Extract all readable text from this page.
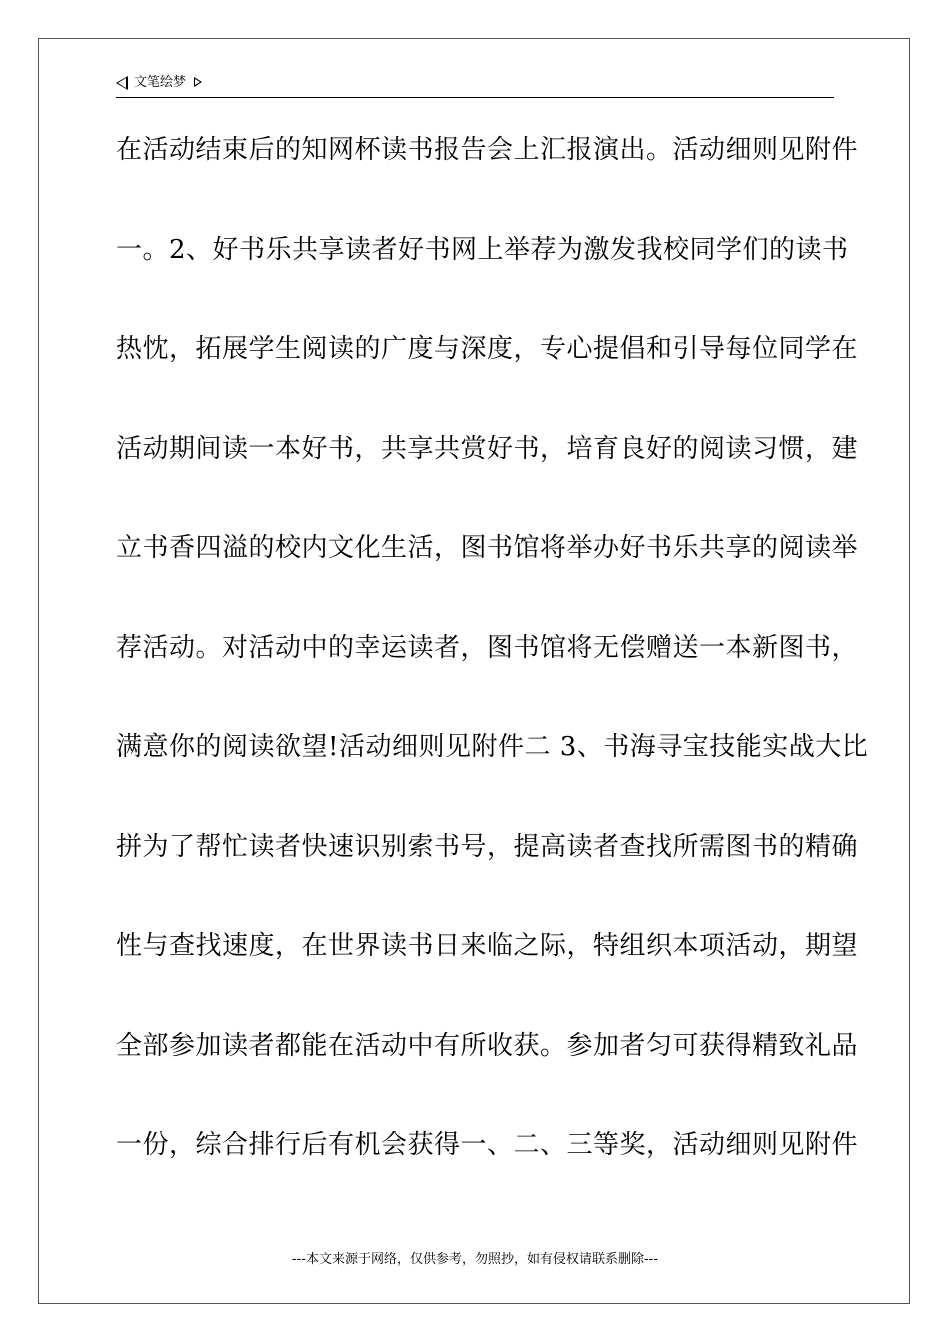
文笔绘梦
在活动结束后的知网杯读书报告会上汇报演出。活动细则见附件
一。2、好书乐共享读者好书网上举荐为激发我校同学们的读书
热忱，拓展学生阅读的广度与深度，专心提倡和引导每位同学在
活动期间读一本好书，共享共赏好书，培育良好的阅读习惯，建
立书香四溢的校内文化生活，图书馆将举办好书乐共享的阅读举
荐活动。对活动中的幸运读者，图书馆将无偿赠送一本新图书，
满意你的阅读欲望!活动细则见附件二 3、书海寻宝技能实战大比
拼为了帮忙读者快速识别索书号，提高读者查找所需图书的精确
性与查找速度，在世界读书日来临之际，特组织本项活动，期望
全部参加读者都能在活动中有所收获。参加者匀可获得精致礼品
一份，综合排行后有机会获得一、二、三等奖，活动细则见附件
---本文来源于网络，仅供参考，勿照抄，如有侵权请联系删除---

○ ○ ○ ○ ○

WORK INSTRUCTIONS -
Write the full listing out again with every line unchanged, but include no pictures.

EXERCISE ANSWER -
Extract all readable text from this page.
文笔绘梦
在活动结束后的知网杯读书报告会上汇报演出。活动细则见附件
一。2、好书乐共享读者好书网上举荐为激发我校同学们的读书
热忱，拓展学生阅读的广度与深度，专心提倡和引导每位同学在
活动期间读一本好书，共享共赏好书，培育良好的阅读习惯，建
立书香四溢的校内文化生活，图书馆将举办好书乐共享的阅读举
荐活动。对活动中的幸运读者，图书馆将无偿赠送一本新图书，
满意你的阅读欲望!活动细则见附件二 3、书海寻宝技能实战大比
拼为了帮忙读者快速识别索书号，提高读者查找所需图书的精确
性与查找速度，在世界读书日来临之际，特组织本项活动，期望
全部参加读者都能在活动中有所收获。参加者匀可获得精致礼品
一份，综合排行后有机会获得一、二、三等奖，活动细则见附件
---本文来源于网络，仅供参考，勿照抄，如有侵权请联系删除---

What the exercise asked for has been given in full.